Each entry should be quoted word for word, including every mark of punctuation.

(Records)
★ ★ ★ ★ ★ ★ ★
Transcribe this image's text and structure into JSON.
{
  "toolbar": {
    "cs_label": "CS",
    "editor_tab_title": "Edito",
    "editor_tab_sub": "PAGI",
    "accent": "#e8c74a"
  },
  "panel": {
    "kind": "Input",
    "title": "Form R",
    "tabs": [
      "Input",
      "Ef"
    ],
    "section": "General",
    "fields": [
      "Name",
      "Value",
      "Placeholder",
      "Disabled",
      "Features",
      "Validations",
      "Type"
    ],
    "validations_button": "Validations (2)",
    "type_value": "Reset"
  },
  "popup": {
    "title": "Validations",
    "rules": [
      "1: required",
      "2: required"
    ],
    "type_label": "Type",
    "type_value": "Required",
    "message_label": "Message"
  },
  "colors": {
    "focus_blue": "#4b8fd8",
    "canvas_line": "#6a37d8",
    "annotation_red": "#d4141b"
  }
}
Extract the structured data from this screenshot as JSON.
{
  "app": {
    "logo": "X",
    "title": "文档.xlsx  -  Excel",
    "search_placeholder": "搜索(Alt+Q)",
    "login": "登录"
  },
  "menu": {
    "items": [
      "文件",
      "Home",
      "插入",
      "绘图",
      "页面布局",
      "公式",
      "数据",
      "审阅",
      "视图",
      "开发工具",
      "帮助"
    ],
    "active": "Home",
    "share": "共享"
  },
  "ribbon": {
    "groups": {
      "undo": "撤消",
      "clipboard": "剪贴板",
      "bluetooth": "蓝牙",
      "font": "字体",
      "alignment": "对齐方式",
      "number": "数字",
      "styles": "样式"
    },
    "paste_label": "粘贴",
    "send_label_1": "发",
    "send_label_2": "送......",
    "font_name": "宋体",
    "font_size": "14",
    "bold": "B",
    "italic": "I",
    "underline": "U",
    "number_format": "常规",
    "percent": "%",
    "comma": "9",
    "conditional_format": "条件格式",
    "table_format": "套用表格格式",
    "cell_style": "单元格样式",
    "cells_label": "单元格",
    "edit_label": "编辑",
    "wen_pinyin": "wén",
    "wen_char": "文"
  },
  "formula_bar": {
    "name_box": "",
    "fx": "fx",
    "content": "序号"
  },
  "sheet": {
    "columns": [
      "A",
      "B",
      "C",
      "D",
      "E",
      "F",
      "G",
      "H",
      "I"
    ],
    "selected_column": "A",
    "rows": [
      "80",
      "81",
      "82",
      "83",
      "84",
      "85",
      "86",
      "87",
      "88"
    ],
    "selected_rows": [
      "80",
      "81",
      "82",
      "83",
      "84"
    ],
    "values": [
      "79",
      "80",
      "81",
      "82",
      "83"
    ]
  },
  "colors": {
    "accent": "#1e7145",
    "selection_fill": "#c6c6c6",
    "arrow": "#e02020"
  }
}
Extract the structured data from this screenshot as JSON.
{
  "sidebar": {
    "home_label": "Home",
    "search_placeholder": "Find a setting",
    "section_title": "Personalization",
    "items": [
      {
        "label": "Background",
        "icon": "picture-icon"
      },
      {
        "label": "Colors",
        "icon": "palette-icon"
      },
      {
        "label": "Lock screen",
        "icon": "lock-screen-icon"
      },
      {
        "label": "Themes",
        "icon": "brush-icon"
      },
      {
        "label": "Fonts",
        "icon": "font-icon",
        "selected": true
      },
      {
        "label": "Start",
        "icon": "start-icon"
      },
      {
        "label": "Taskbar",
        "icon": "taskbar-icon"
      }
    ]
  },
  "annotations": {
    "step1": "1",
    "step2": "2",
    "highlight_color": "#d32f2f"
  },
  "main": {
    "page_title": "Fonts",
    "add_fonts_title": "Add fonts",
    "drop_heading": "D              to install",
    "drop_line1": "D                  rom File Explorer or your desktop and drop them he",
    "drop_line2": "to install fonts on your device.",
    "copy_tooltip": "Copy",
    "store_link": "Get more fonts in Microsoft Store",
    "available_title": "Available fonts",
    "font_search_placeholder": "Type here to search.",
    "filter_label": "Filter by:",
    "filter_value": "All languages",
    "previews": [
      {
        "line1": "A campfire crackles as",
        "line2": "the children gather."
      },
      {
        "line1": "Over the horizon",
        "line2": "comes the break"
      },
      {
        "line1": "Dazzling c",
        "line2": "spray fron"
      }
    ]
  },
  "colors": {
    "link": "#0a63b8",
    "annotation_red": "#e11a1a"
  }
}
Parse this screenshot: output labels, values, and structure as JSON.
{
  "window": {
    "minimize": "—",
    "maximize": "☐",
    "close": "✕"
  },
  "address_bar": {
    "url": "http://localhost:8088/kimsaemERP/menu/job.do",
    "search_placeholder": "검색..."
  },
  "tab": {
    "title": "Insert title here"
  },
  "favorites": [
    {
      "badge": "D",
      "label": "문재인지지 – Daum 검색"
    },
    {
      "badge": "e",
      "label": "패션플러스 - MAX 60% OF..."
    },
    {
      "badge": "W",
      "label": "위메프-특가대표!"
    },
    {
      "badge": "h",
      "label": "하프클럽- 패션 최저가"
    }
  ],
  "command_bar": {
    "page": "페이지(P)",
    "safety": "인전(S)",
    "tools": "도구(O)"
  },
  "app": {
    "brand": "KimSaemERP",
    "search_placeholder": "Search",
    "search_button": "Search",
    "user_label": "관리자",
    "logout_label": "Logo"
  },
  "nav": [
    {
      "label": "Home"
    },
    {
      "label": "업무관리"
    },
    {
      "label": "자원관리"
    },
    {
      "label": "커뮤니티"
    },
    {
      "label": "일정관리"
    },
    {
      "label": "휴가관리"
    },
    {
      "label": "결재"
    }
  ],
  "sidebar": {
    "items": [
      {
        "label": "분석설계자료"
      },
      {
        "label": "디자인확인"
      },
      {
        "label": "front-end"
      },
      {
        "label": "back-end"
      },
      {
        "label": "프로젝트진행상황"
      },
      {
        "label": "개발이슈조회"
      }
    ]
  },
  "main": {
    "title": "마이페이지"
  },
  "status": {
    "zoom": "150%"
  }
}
★ ★ ★ ★ ★ ★ ★
▶ [EXERCISE OUTPUT]:
Transcribe this image's text and structure into JSON.
{
  "toolbar": {
    "cs_label": "CS",
    "editor_tab_title": "Edito",
    "editor_tab_sub": "PAGI",
    "accent": "#e8c74a"
  },
  "panel": {
    "kind": "Input",
    "title": "Form R",
    "tabs": [
      "Input",
      "Ef"
    ],
    "section": "General",
    "fields": [
      "Name",
      "Value",
      "Placeholder",
      "Disabled",
      "Features",
      "Validations",
      "Type"
    ],
    "validations_button": "Validations (2)",
    "type_value": "Reset"
  },
  "popup": {
    "title": "Validations",
    "rules": [
      "1: required",
      "2: required"
    ],
    "type_label": "Type",
    "type_value": "Required",
    "message_label": "Message"
  },
  "colors": {
    "focus_blue": "#4b8fd8",
    "canvas_line": "#6a37d8",
    "annotation_red": "#d4141b"
  }
}
Extract the structured data from this screenshot as JSON.
{
  "app": {
    "logo": "X",
    "title": "文档.xlsx  -  Excel",
    "search_placeholder": "搜索(Alt+Q)",
    "login": "登录"
  },
  "menu": {
    "items": [
      "文件",
      "Home",
      "插入",
      "绘图",
      "页面布局",
      "公式",
      "数据",
      "审阅",
      "视图",
      "开发工具",
      "帮助"
    ],
    "active": "Home",
    "share": "共享"
  },
  "ribbon": {
    "groups": {
      "undo": "撤消",
      "clipboard": "剪贴板",
      "bluetooth": "蓝牙",
      "font": "字体",
      "alignment": "对齐方式",
      "number": "数字",
      "styles": "样式"
    },
    "paste_label": "粘贴",
    "send_label_1": "发",
    "send_label_2": "送......",
    "font_name": "宋体",
    "font_size": "14",
    "bold": "B",
    "italic": "I",
    "underline": "U",
    "number_format": "常规",
    "percent": "%",
    "comma": "9",
    "conditional_format": "条件格式",
    "table_format": "套用表格格式",
    "cell_style": "单元格样式",
    "cells_label": "单元格",
    "edit_label": "编辑",
    "wen_pinyin": "wén",
    "wen_char": "文"
  },
  "formula_bar": {
    "name_box": "",
    "fx": "fx",
    "content": "序号"
  },
  "sheet": {
    "columns": [
      "A",
      "B",
      "C",
      "D",
      "E",
      "F",
      "G",
      "H",
      "I"
    ],
    "selected_column": "A",
    "rows": [
      "80",
      "81",
      "82",
      "83",
      "84",
      "85",
      "86",
      "87",
      "88"
    ],
    "selected_rows": [
      "80",
      "81",
      "82",
      "83",
      "84"
    ],
    "values": [
      "79",
      "80",
      "81",
      "82",
      "83"
    ]
  },
  "colors": {
    "accent": "#1e7145",
    "selection_fill": "#c6c6c6",
    "arrow": "#e02020"
  }
}
Extract the structured data from this screenshot as JSON.
{
  "sidebar": {
    "home_label": "Home",
    "search_placeholder": "Find a setting",
    "section_title": "Personalization",
    "items": [
      {
        "label": "Background",
        "icon": "picture-icon"
      },
      {
        "label": "Colors",
        "icon": "palette-icon"
      },
      {
        "label": "Lock screen",
        "icon": "lock-screen-icon"
      },
      {
        "label": "Themes",
        "icon": "brush-icon"
      },
      {
        "label": "Fonts",
        "icon": "font-icon",
        "selected": true
      },
      {
        "label": "Start",
        "icon": "start-icon"
      },
      {
        "label": "Taskbar",
        "icon": "taskbar-icon"
      }
    ]
  },
  "annotations": {
    "step1": "1",
    "step2": "2",
    "highlight_color": "#d32f2f"
  },
  "main": {
    "page_title": "Fonts",
    "add_fonts_title": "Add fonts",
    "drop_heading": "D              to install",
    "drop_line1": "D                  rom File Explorer or your desktop and drop them he",
    "drop_line2": "to install fonts on your device.",
    "copy_tooltip": "Copy",
    "store_link": "Get more fonts in Microsoft Store",
    "available_title": "Available fonts",
    "font_search_placeholder": "Type here to search.",
    "filter_label": "Filter by:",
    "filter_value": "All languages",
    "previews": [
      {
        "line1": "A campfire crackles as",
        "line2": "the children gather."
      },
      {
        "line1": "Over the horizon",
        "line2": "comes the break"
      },
      {
        "line1": "Dazzling c",
        "line2": "spray fron"
      }
    ]
  },
  "colors": {
    "link": "#0a63b8",
    "annotation_red": "#e11a1a"
  }
}
Parse this screenshot: output labels, values, and structure as JSON.
{
  "window": {
    "minimize": "—",
    "maximize": "☐",
    "close": "✕"
  },
  "address_bar": {
    "url": "http://localhost:8088/kimsaemERP/menu/job.do",
    "search_placeholder": "검색..."
  },
  "tab": {
    "title": "Insert title here"
  },
  "favorites": [
    {
      "badge": "D",
      "label": "문재인지지 – Daum 검색"
    },
    {
      "badge": "e",
      "label": "패션플러스 - MAX 60% OF..."
    },
    {
      "badge": "W",
      "label": "위메프-특가대표!"
    },
    {
      "badge": "h",
      "label": "하프클럽- 패션 최저가"
    }
  ],
  "command_bar": {
    "page": "페이지(P)",
    "safety": "인전(S)",
    "tools": "도구(O)"
  },
  "app": {
    "brand": "KimSaemERP",
    "search_placeholder": "Search",
    "search_button": "Search",
    "user_label": "관리자",
    "logout_label": "Logo"
  },
  "nav": [
    {
      "label": "Home"
    },
    {
      "label": "업무관리"
    },
    {
      "label": "자원관리"
    },
    {
      "label": "커뮤니티"
    },
    {
      "label": "일정관리"
    },
    {
      "label": "휴가관리"
    },
    {
      "label": "결재"
    }
  ],
  "sidebar": {
    "items": [
      {
        "label": "분석설계자료"
      },
      {
        "label": "디자인확인"
      },
      {
        "label": "front-end"
      },
      {
        "label": "back-end"
      },
      {
        "label": "프로젝트진행상황"
      },
      {
        "label": "개발이슈조회"
      }
    ]
  },
  "main": {
    "title": "마이페이지"
  },
  "status": {
    "zoom": "150%"
  }
}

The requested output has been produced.